Show all lines from the listing below that contain "name".

_MATERIAL PROVIDED:_
= = =
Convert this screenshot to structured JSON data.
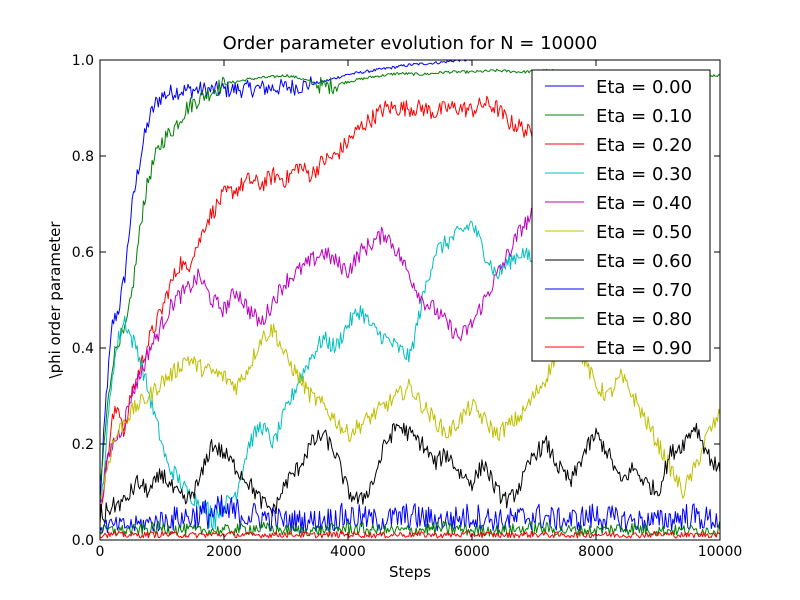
{
  "chart_data": {
    "type": "line",
    "title": "Order parameter evolution for N = 10000",
    "xlabel": "Steps",
    "ylabel": "\\phi order parameter",
    "xlim": [
      0,
      10000
    ],
    "ylim": [
      0.0,
      1.0
    ],
    "xticks": [
      0,
      2000,
      4000,
      6000,
      8000,
      10000
    ],
    "yticks": [
      0.0,
      0.2,
      0.4,
      0.6,
      0.8,
      1.0
    ],
    "xtick_labels": [
      "0",
      "2000",
      "4000",
      "6000",
      "8000",
      "10000"
    ],
    "ytick_labels": [
      "0.0",
      "0.2",
      "0.4",
      "0.6",
      "0.8",
      "1.0"
    ],
    "grid": false,
    "legend_position": "top-right",
    "series": [
      {
        "name": "Eta = 0.00",
        "color": "#0000ff",
        "x": [
          0,
          100,
          200,
          300,
          400,
          500,
          600,
          700,
          800,
          900,
          1000,
          1200,
          1400,
          1600,
          1800,
          2000,
          2400,
          2800,
          3200,
          3600,
          4000,
          4500,
          5000,
          5500,
          5800,
          6000
        ],
        "y": [
          0.08,
          0.3,
          0.45,
          0.48,
          0.55,
          0.68,
          0.76,
          0.83,
          0.88,
          0.91,
          0.925,
          0.935,
          0.937,
          0.938,
          0.937,
          0.938,
          0.94,
          0.942,
          0.945,
          0.955,
          0.97,
          0.98,
          0.99,
          0.995,
          1.0,
          1.0
        ]
      },
      {
        "name": "Eta = 0.10",
        "color": "#008000",
        "x": [
          0,
          100,
          200,
          300,
          400,
          500,
          600,
          700,
          800,
          900,
          1000,
          1200,
          1400,
          1600,
          1800,
          2000,
          2200,
          2400,
          2600,
          2800,
          3000,
          3200,
          3400,
          3600,
          3800,
          4000,
          4400,
          4800,
          5200,
          5600,
          6000,
          6400,
          6800,
          7200,
          7600,
          8000,
          8400,
          8800,
          9200,
          9600,
          10000
        ],
        "y": [
          0.1,
          0.25,
          0.37,
          0.42,
          0.43,
          0.5,
          0.6,
          0.7,
          0.76,
          0.8,
          0.83,
          0.86,
          0.9,
          0.92,
          0.935,
          0.95,
          0.955,
          0.96,
          0.963,
          0.965,
          0.968,
          0.963,
          0.955,
          0.945,
          0.948,
          0.955,
          0.965,
          0.972,
          0.97,
          0.975,
          0.975,
          0.978,
          0.975,
          0.978,
          0.975,
          0.972,
          0.97,
          0.972,
          0.97,
          0.968,
          0.968
        ]
      },
      {
        "name": "Eta = 0.20",
        "color": "#ff0000",
        "x": [
          0,
          100,
          200,
          300,
          400,
          500,
          600,
          700,
          800,
          900,
          1000,
          1100,
          1200,
          1300,
          1400,
          1500,
          1600,
          1700,
          1800,
          1900,
          2000,
          2200,
          2400,
          2600,
          2800,
          3000,
          3200,
          3400,
          3600,
          3800,
          4000,
          4200,
          4400,
          4600,
          4800,
          5000,
          5200,
          5400,
          5600,
          5800,
          6000,
          6200,
          6400,
          6600,
          6800,
          7000,
          7200
        ],
        "y": [
          0.06,
          0.15,
          0.25,
          0.28,
          0.22,
          0.3,
          0.34,
          0.38,
          0.42,
          0.45,
          0.48,
          0.52,
          0.55,
          0.58,
          0.56,
          0.6,
          0.62,
          0.66,
          0.68,
          0.7,
          0.72,
          0.73,
          0.75,
          0.74,
          0.76,
          0.75,
          0.78,
          0.76,
          0.79,
          0.8,
          0.83,
          0.86,
          0.88,
          0.9,
          0.9,
          0.9,
          0.9,
          0.89,
          0.9,
          0.9,
          0.895,
          0.91,
          0.9,
          0.87,
          0.86,
          0.84,
          0.83
        ]
      },
      {
        "name": "Eta = 0.30",
        "color": "#00bfbf",
        "x": [
          0,
          100,
          200,
          300,
          400,
          500,
          600,
          700,
          800,
          900,
          1000,
          1100,
          1200,
          1400,
          1600,
          1800,
          2000,
          2200,
          2400,
          2600,
          2800,
          3000,
          3200,
          3400,
          3600,
          3800,
          4000,
          4200,
          4400,
          4600,
          4800,
          5000,
          5200,
          5400,
          5600,
          5800,
          6000,
          6200,
          6400,
          6600,
          6800,
          7000,
          7200
        ],
        "y": [
          0.05,
          0.2,
          0.35,
          0.42,
          0.46,
          0.42,
          0.4,
          0.35,
          0.3,
          0.25,
          0.2,
          0.15,
          0.14,
          0.1,
          0.08,
          0.05,
          0.07,
          0.1,
          0.2,
          0.24,
          0.2,
          0.27,
          0.33,
          0.38,
          0.42,
          0.4,
          0.45,
          0.48,
          0.44,
          0.42,
          0.4,
          0.38,
          0.5,
          0.6,
          0.62,
          0.64,
          0.66,
          0.6,
          0.55,
          0.58,
          0.6,
          0.58,
          0.6
        ]
      },
      {
        "name": "Eta = 0.40",
        "color": "#bf00bf",
        "x": [
          0,
          100,
          200,
          300,
          400,
          500,
          600,
          700,
          800,
          900,
          1000,
          1200,
          1400,
          1600,
          1800,
          2000,
          2200,
          2400,
          2600,
          2800,
          3000,
          3200,
          3400,
          3600,
          3800,
          4000,
          4200,
          4400,
          4600,
          4800,
          5000,
          5200,
          5400,
          5600,
          5800,
          6000,
          6200,
          6400,
          6600,
          6800,
          7000,
          7200
        ],
        "y": [
          0.07,
          0.15,
          0.2,
          0.22,
          0.25,
          0.3,
          0.33,
          0.36,
          0.4,
          0.42,
          0.45,
          0.5,
          0.52,
          0.55,
          0.5,
          0.48,
          0.52,
          0.48,
          0.45,
          0.5,
          0.54,
          0.56,
          0.58,
          0.6,
          0.58,
          0.56,
          0.6,
          0.62,
          0.64,
          0.6,
          0.55,
          0.5,
          0.48,
          0.45,
          0.42,
          0.45,
          0.5,
          0.55,
          0.6,
          0.65,
          0.68,
          0.7
        ]
      },
      {
        "name": "Eta = 0.50",
        "color": "#bfbf00",
        "x": [
          0,
          200,
          400,
          600,
          800,
          1000,
          1200,
          1400,
          1600,
          1800,
          2000,
          2200,
          2400,
          2600,
          2800,
          3000,
          3200,
          3400,
          3600,
          3800,
          4000,
          4200,
          4400,
          4600,
          4800,
          5000,
          5200,
          5400,
          5600,
          5800,
          6000,
          6200,
          6400,
          6600,
          6800,
          7000,
          7200,
          7400,
          7600,
          7800,
          8000,
          8200,
          8400,
          8600,
          8800,
          9000,
          9200,
          9400,
          9600,
          9800,
          10000
        ],
        "y": [
          0.08,
          0.2,
          0.25,
          0.28,
          0.3,
          0.33,
          0.35,
          0.38,
          0.36,
          0.35,
          0.34,
          0.32,
          0.36,
          0.42,
          0.44,
          0.38,
          0.34,
          0.3,
          0.28,
          0.25,
          0.22,
          0.24,
          0.26,
          0.28,
          0.3,
          0.32,
          0.28,
          0.25,
          0.22,
          0.25,
          0.28,
          0.25,
          0.22,
          0.24,
          0.26,
          0.3,
          0.34,
          0.4,
          0.42,
          0.38,
          0.32,
          0.3,
          0.34,
          0.3,
          0.25,
          0.2,
          0.15,
          0.1,
          0.15,
          0.22,
          0.26
        ]
      },
      {
        "name": "Eta = 0.60",
        "color": "#000000",
        "x": [
          0,
          200,
          400,
          600,
          800,
          1000,
          1200,
          1400,
          1600,
          1800,
          2000,
          2200,
          2400,
          2600,
          2800,
          3000,
          3200,
          3400,
          3600,
          3800,
          4000,
          4200,
          4400,
          4600,
          4800,
          5000,
          5200,
          5400,
          5600,
          5800,
          6000,
          6200,
          6400,
          6600,
          6800,
          7000,
          7200,
          7400,
          7600,
          7800,
          8000,
          8200,
          8400,
          8600,
          8800,
          9000,
          9200,
          9400,
          9600,
          9800,
          10000
        ],
        "y": [
          0.05,
          0.07,
          0.08,
          0.12,
          0.1,
          0.14,
          0.1,
          0.08,
          0.12,
          0.2,
          0.18,
          0.15,
          0.12,
          0.08,
          0.06,
          0.12,
          0.15,
          0.2,
          0.22,
          0.18,
          0.1,
          0.08,
          0.12,
          0.2,
          0.24,
          0.22,
          0.2,
          0.16,
          0.18,
          0.14,
          0.12,
          0.16,
          0.1,
          0.08,
          0.12,
          0.18,
          0.2,
          0.15,
          0.12,
          0.18,
          0.22,
          0.18,
          0.12,
          0.15,
          0.12,
          0.1,
          0.18,
          0.2,
          0.24,
          0.18,
          0.14
        ]
      },
      {
        "name": "Eta = 0.70",
        "color": "#0000ff",
        "x": [
          0,
          500,
          1000,
          1500,
          2000,
          2500,
          3000,
          3500,
          4000,
          4500,
          5000,
          5500,
          6000,
          6500,
          7000,
          7500,
          8000,
          8500,
          9000,
          9500,
          10000
        ],
        "y": [
          0.03,
          0.03,
          0.04,
          0.05,
          0.06,
          0.05,
          0.04,
          0.04,
          0.05,
          0.04,
          0.05,
          0.04,
          0.05,
          0.04,
          0.05,
          0.04,
          0.05,
          0.04,
          0.04,
          0.05,
          0.04
        ]
      },
      {
        "name": "Eta = 0.80",
        "color": "#008000",
        "x": [
          0,
          500,
          1000,
          1500,
          2000,
          2500,
          3000,
          3500,
          4000,
          4500,
          5000,
          5500,
          6000,
          6500,
          7000,
          7500,
          8000,
          8500,
          9000,
          9500,
          10000
        ],
        "y": [
          0.02,
          0.02,
          0.025,
          0.02,
          0.02,
          0.025,
          0.02,
          0.02,
          0.025,
          0.02,
          0.02,
          0.025,
          0.02,
          0.02,
          0.025,
          0.02,
          0.02,
          0.025,
          0.02,
          0.02,
          0.02
        ]
      },
      {
        "name": "Eta = 0.90",
        "color": "#ff0000",
        "x": [
          0,
          500,
          1000,
          1500,
          2000,
          2500,
          3000,
          3500,
          4000,
          4500,
          5000,
          5500,
          6000,
          6500,
          7000,
          7500,
          8000,
          8500,
          9000,
          9500,
          10000
        ],
        "y": [
          0.012,
          0.01,
          0.012,
          0.01,
          0.012,
          0.01,
          0.012,
          0.01,
          0.012,
          0.01,
          0.012,
          0.01,
          0.012,
          0.01,
          0.012,
          0.01,
          0.012,
          0.01,
          0.012,
          0.01,
          0.012
        ]
      }
    ]
  }
}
= = =
_ANSWER:_
        "name": "Eta = 0.00",
        "name": "Eta = 0.10",
        "name": "Eta = 0.20",
        "name": "Eta = 0.30",
        "name": "Eta = 0.40",
        "name": "Eta = 0.50",
        "name": "Eta = 0.60",
        "name": "Eta = 0.70",
        "name": "Eta = 0.80",
        "name": "Eta = 0.90",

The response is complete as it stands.